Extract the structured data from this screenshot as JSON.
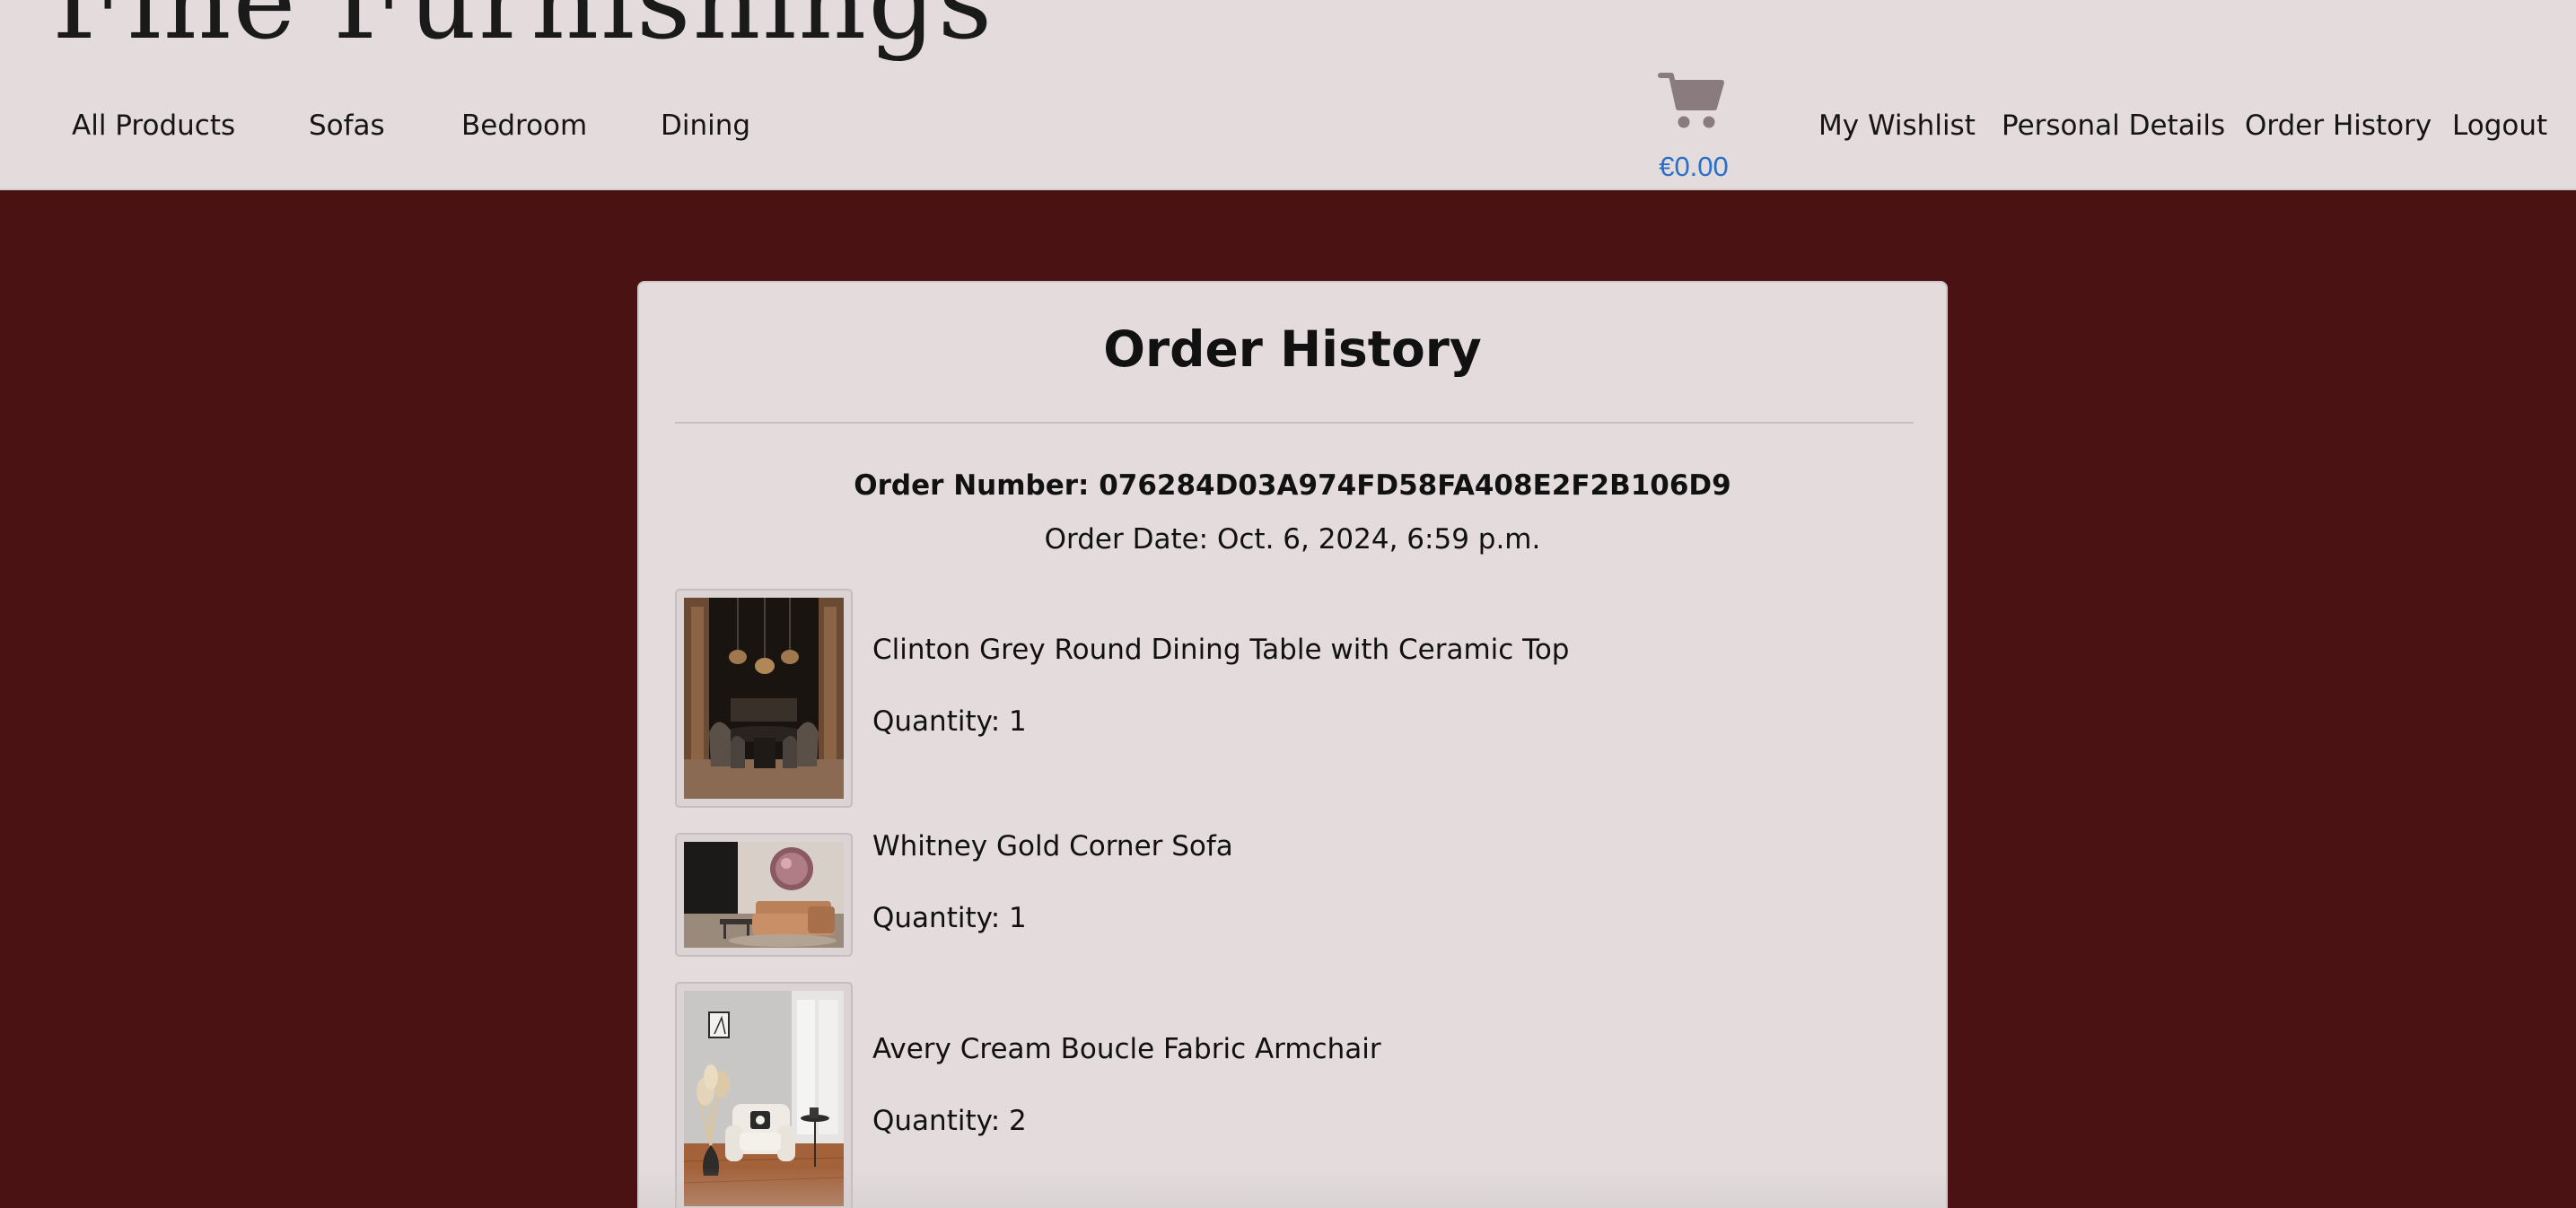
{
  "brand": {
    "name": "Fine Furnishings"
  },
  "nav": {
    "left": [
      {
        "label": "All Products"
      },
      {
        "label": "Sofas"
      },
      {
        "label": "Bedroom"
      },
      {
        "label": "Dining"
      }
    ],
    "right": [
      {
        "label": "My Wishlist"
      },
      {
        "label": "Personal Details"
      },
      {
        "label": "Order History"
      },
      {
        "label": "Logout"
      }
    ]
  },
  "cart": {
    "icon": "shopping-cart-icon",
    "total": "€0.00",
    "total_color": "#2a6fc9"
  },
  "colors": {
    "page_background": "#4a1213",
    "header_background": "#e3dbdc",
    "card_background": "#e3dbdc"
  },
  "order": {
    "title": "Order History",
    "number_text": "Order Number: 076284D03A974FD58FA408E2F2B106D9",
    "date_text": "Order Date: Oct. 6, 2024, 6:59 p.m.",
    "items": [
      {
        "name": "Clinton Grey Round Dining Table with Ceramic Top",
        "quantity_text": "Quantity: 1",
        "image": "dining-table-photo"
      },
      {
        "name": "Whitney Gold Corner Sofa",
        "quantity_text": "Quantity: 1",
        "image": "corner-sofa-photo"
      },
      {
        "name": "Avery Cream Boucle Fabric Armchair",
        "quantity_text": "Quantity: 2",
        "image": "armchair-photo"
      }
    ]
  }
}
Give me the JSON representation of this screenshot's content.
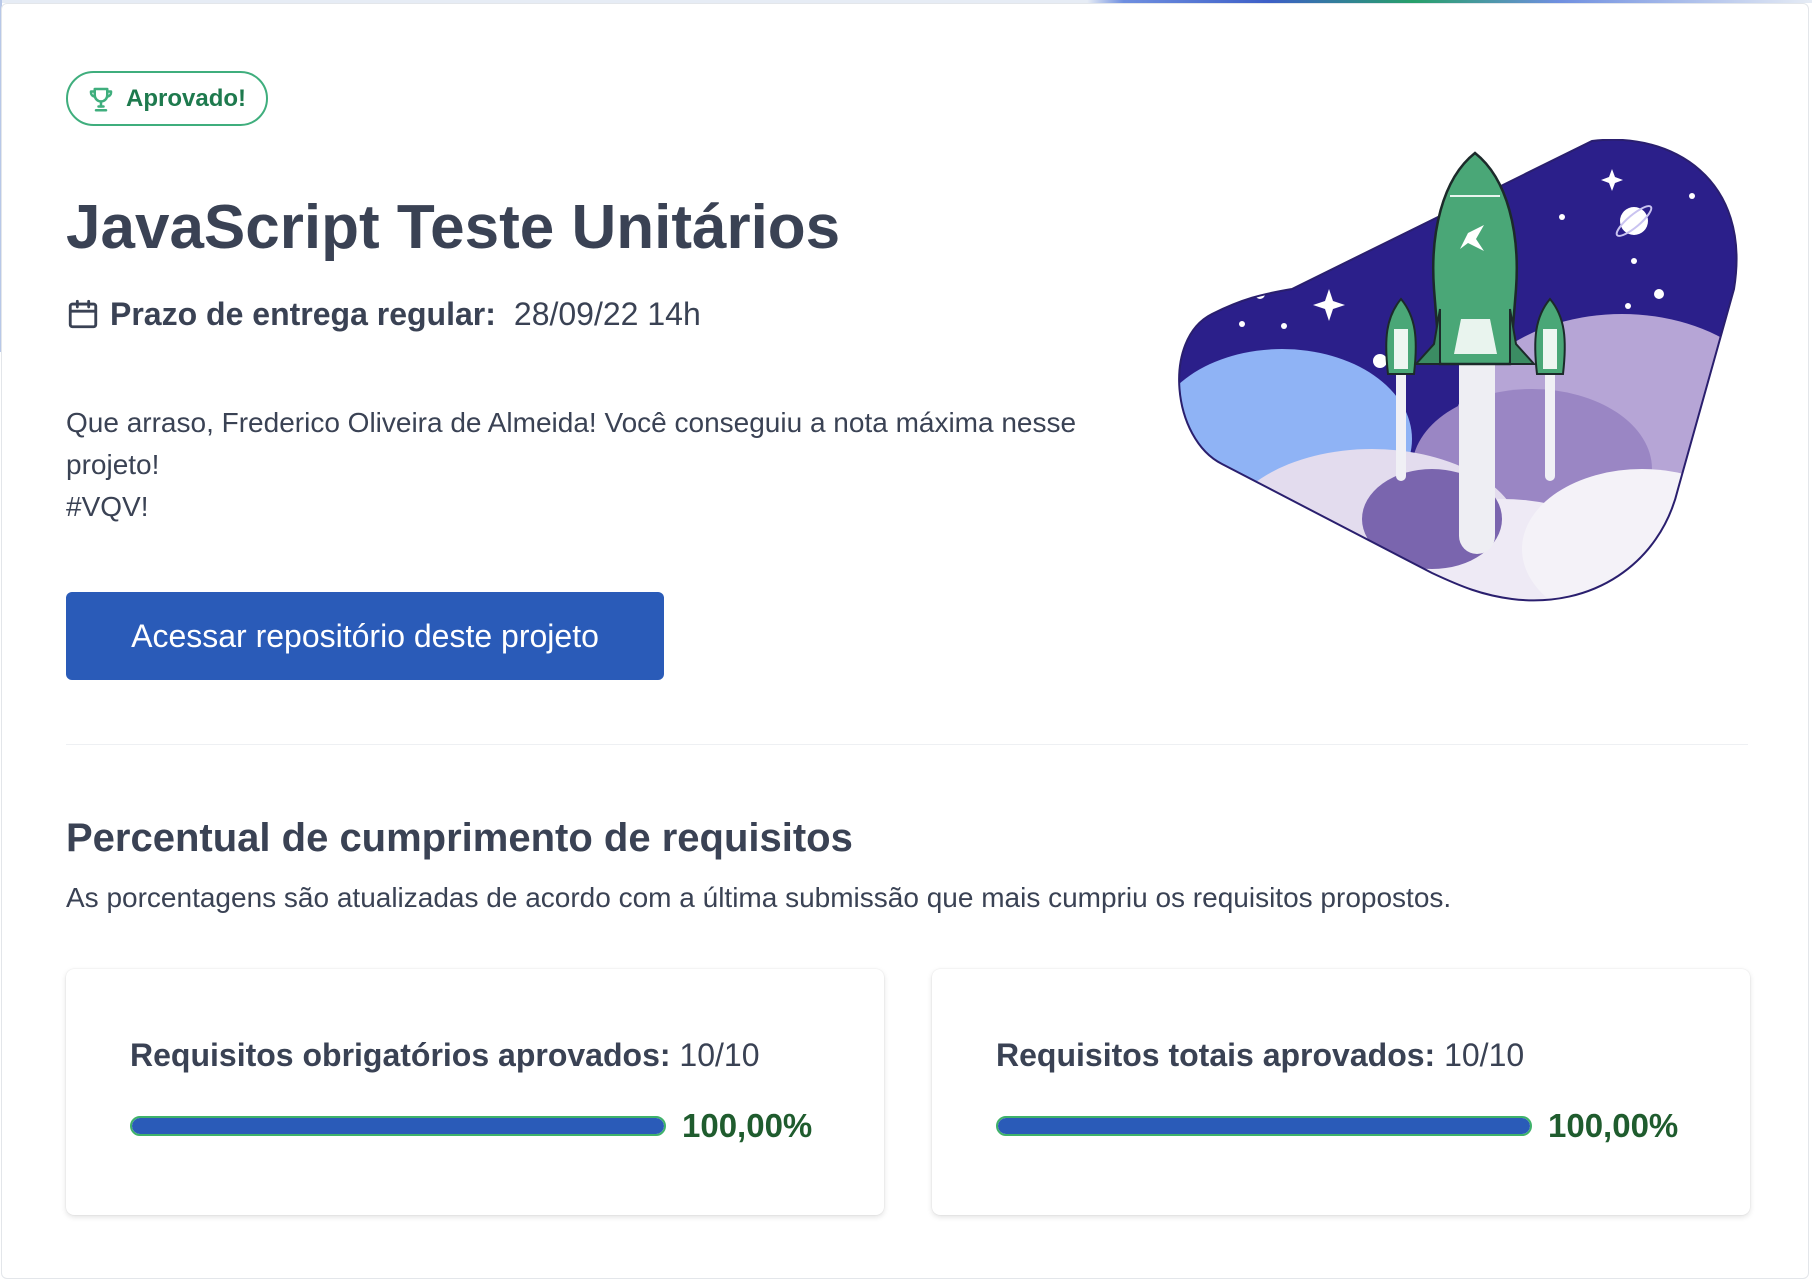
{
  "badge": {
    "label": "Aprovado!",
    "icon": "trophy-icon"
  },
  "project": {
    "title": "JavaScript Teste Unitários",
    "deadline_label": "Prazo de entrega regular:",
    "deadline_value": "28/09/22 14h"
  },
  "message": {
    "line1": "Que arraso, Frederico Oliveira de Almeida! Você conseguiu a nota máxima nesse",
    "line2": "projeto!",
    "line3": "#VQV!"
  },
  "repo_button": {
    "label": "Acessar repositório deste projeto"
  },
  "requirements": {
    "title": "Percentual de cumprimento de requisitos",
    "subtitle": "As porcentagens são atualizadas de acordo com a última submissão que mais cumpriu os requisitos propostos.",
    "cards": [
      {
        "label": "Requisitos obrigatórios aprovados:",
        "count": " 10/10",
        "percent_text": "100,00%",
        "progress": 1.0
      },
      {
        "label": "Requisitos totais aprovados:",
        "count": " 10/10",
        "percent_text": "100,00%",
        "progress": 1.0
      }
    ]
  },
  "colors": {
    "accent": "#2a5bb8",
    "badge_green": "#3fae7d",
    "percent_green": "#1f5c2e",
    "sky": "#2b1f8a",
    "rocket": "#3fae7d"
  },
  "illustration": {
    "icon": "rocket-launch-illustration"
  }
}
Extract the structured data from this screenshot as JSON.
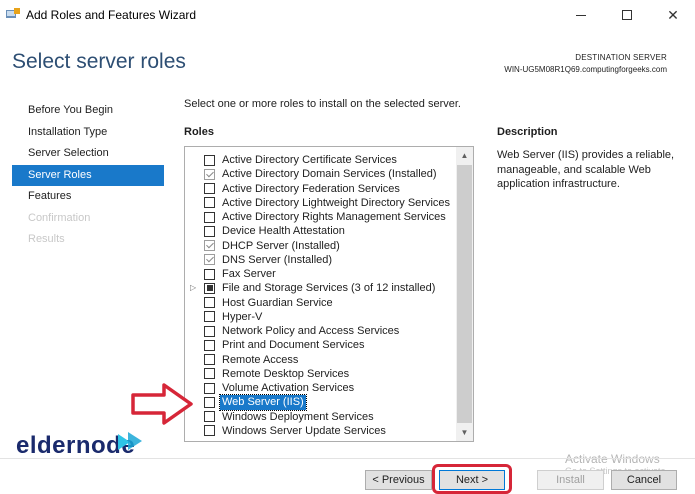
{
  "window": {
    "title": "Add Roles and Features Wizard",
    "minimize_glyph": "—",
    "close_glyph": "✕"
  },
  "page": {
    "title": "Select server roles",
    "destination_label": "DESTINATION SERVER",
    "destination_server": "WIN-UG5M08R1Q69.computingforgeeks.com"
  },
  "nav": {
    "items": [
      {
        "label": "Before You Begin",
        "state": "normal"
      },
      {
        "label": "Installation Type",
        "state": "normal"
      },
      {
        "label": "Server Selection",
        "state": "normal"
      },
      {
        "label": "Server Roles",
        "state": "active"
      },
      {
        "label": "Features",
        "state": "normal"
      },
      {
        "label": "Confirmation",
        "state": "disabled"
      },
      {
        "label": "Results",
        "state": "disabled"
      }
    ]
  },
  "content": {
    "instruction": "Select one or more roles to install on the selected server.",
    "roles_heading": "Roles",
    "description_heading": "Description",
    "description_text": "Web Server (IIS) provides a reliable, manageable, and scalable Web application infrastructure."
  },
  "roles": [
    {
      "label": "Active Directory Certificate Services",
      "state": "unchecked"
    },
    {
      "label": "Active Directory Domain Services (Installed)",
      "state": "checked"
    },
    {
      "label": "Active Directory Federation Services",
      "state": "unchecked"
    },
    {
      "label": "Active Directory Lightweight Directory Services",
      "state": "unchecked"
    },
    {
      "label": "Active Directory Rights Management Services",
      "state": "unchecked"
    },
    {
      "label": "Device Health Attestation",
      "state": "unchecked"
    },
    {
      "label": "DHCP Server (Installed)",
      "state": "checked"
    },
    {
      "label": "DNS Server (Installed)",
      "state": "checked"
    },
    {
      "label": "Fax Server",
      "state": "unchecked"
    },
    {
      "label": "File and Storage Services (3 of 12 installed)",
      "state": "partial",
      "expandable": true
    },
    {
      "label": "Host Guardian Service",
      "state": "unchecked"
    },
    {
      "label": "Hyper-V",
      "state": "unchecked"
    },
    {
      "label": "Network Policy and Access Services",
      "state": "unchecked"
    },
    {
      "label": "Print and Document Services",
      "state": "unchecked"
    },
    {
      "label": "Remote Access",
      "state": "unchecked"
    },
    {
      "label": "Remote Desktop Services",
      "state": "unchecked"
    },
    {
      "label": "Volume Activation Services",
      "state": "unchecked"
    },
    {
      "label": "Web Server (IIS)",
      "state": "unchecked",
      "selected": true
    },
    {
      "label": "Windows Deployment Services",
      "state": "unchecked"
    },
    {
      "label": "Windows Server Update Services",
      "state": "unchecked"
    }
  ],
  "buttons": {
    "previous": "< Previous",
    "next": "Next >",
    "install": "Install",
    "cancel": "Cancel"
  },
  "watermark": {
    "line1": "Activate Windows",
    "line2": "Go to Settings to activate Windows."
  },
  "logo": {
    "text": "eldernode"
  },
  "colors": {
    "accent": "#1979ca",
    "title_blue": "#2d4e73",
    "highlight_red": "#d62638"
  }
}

→ PROBLEM DESCRIPTION:
Reproduce each line exactly as it appears, omitting the pictures.

→ RESULT OF THE EXERCISE:
Extract the structured data from this screenshot as JSON.
{
  "brand": {
    "name": "Fine Furnishings"
  },
  "nav": {
    "left": [
      {
        "label": "All Products"
      },
      {
        "label": "Sofas"
      },
      {
        "label": "Bedroom"
      },
      {
        "label": "Dining"
      }
    ],
    "right": [
      {
        "label": "My Wishlist"
      },
      {
        "label": "Personal Details"
      },
      {
        "label": "Order History"
      },
      {
        "label": "Logout"
      }
    ]
  },
  "cart": {
    "icon": "shopping-cart-icon",
    "total": "€0.00",
    "total_color": "#2a6fc9"
  },
  "colors": {
    "page_background": "#4a1213",
    "header_background": "#e3dbdc",
    "card_background": "#e3dbdc"
  },
  "order": {
    "title": "Order History",
    "number_text": "Order Number: 076284D03A974FD58FA408E2F2B106D9",
    "date_text": "Order Date: Oct. 6, 2024, 6:59 p.m.",
    "items": [
      {
        "name": "Clinton Grey Round Dining Table with Ceramic Top",
        "quantity_text": "Quantity: 1",
        "image": "dining-table-photo"
      },
      {
        "name": "Whitney Gold Corner Sofa",
        "quantity_text": "Quantity: 1",
        "image": "corner-sofa-photo"
      },
      {
        "name": "Avery Cream Boucle Fabric Armchair",
        "quantity_text": "Quantity: 2",
        "image": "armchair-photo"
      }
    ]
  }
}
Give me the JSON representation of this screenshot's content.
{
  "badge": {
    "label": "Aprovado!",
    "icon": "trophy-icon"
  },
  "project": {
    "title": "JavaScript Teste Unitários",
    "deadline_label": "Prazo de entrega regular:",
    "deadline_value": "28/09/22 14h"
  },
  "message": {
    "line1": "Que arraso, Frederico Oliveira de Almeida! Você conseguiu a nota máxima nesse",
    "line2": "projeto!",
    "line3": "#VQV!"
  },
  "repo_button": {
    "label": "Acessar repositório deste projeto"
  },
  "requirements": {
    "title": "Percentual de cumprimento de requisitos",
    "subtitle": "As porcentagens são atualizadas de acordo com a última submissão que mais cumpriu os requisitos propostos.",
    "cards": [
      {
        "label": "Requisitos obrigatórios aprovados:",
        "count": " 10/10",
        "percent_text": "100,00%",
        "progress": 1.0
      },
      {
        "label": "Requisitos totais aprovados:",
        "count": " 10/10",
        "percent_text": "100,00%",
        "progress": 1.0
      }
    ]
  },
  "colors": {
    "accent": "#2a5bb8",
    "badge_green": "#3fae7d",
    "percent_green": "#1f5c2e",
    "sky": "#2b1f8a",
    "rocket": "#3fae7d"
  },
  "illustration": {
    "icon": "rocket-launch-illustration"
  }
}
Extract the structured data from this screenshot as JSON.
{
  "window": {
    "title": "Add Roles and Features Wizard",
    "minimize_glyph": "—",
    "close_glyph": "✕"
  },
  "page": {
    "title": "Select server roles",
    "destination_label": "DESTINATION SERVER",
    "destination_server": "WIN-UG5M08R1Q69.computingforgeeks.com"
  },
  "nav": {
    "items": [
      {
        "label": "Before You Begin",
        "state": "normal"
      },
      {
        "label": "Installation Type",
        "state": "normal"
      },
      {
        "label": "Server Selection",
        "state": "normal"
      },
      {
        "label": "Server Roles",
        "state": "active"
      },
      {
        "label": "Features",
        "state": "normal"
      },
      {
        "label": "Confirmation",
        "state": "disabled"
      },
      {
        "label": "Results",
        "state": "disabled"
      }
    ]
  },
  "content": {
    "instruction": "Select one or more roles to install on the selected server.",
    "roles_heading": "Roles",
    "description_heading": "Description",
    "description_text": "Web Server (IIS) provides a reliable, manageable, and scalable Web application infrastructure."
  },
  "roles": [
    {
      "label": "Active Directory Certificate Services",
      "state": "unchecked"
    },
    {
      "label": "Active Directory Domain Services (Installed)",
      "state": "checked"
    },
    {
      "label": "Active Directory Federation Services",
      "state": "unchecked"
    },
    {
      "label": "Active Directory Lightweight Directory Services",
      "state": "unchecked"
    },
    {
      "label": "Active Directory Rights Management Services",
      "state": "unchecked"
    },
    {
      "label": "Device Health Attestation",
      "state": "unchecked"
    },
    {
      "label": "DHCP Server (Installed)",
      "state": "checked"
    },
    {
      "label": "DNS Server (Installed)",
      "state": "checked"
    },
    {
      "label": "Fax Server",
      "state": "unchecked"
    },
    {
      "label": "File and Storage Services (3 of 12 installed)",
      "state": "partial",
      "expandable": true
    },
    {
      "label": "Host Guardian Service",
      "state": "unchecked"
    },
    {
      "label": "Hyper-V",
      "state": "unchecked"
    },
    {
      "label": "Network Policy and Access Services",
      "state": "unchecked"
    },
    {
      "label": "Print and Document Services",
      "state": "unchecked"
    },
    {
      "label": "Remote Access",
      "state": "unchecked"
    },
    {
      "label": "Remote Desktop Services",
      "state": "unchecked"
    },
    {
      "label": "Volume Activation Services",
      "state": "unchecked"
    },
    {
      "label": "Web Server (IIS)",
      "state": "unchecked",
      "selected": true
    },
    {
      "label": "Windows Deployment Services",
      "state": "unchecked"
    },
    {
      "label": "Windows Server Update Services",
      "state": "unchecked"
    }
  ],
  "buttons": {
    "previous": "< Previous",
    "next": "Next >",
    "install": "Install",
    "cancel": "Cancel"
  },
  "watermark": {
    "line1": "Activate Windows",
    "line2": "Go to Settings to activate Windows."
  },
  "logo": {
    "text": "eldernode"
  },
  "colors": {
    "accent": "#1979ca",
    "title_blue": "#2d4e73",
    "highlight_red": "#d62638"
  }
}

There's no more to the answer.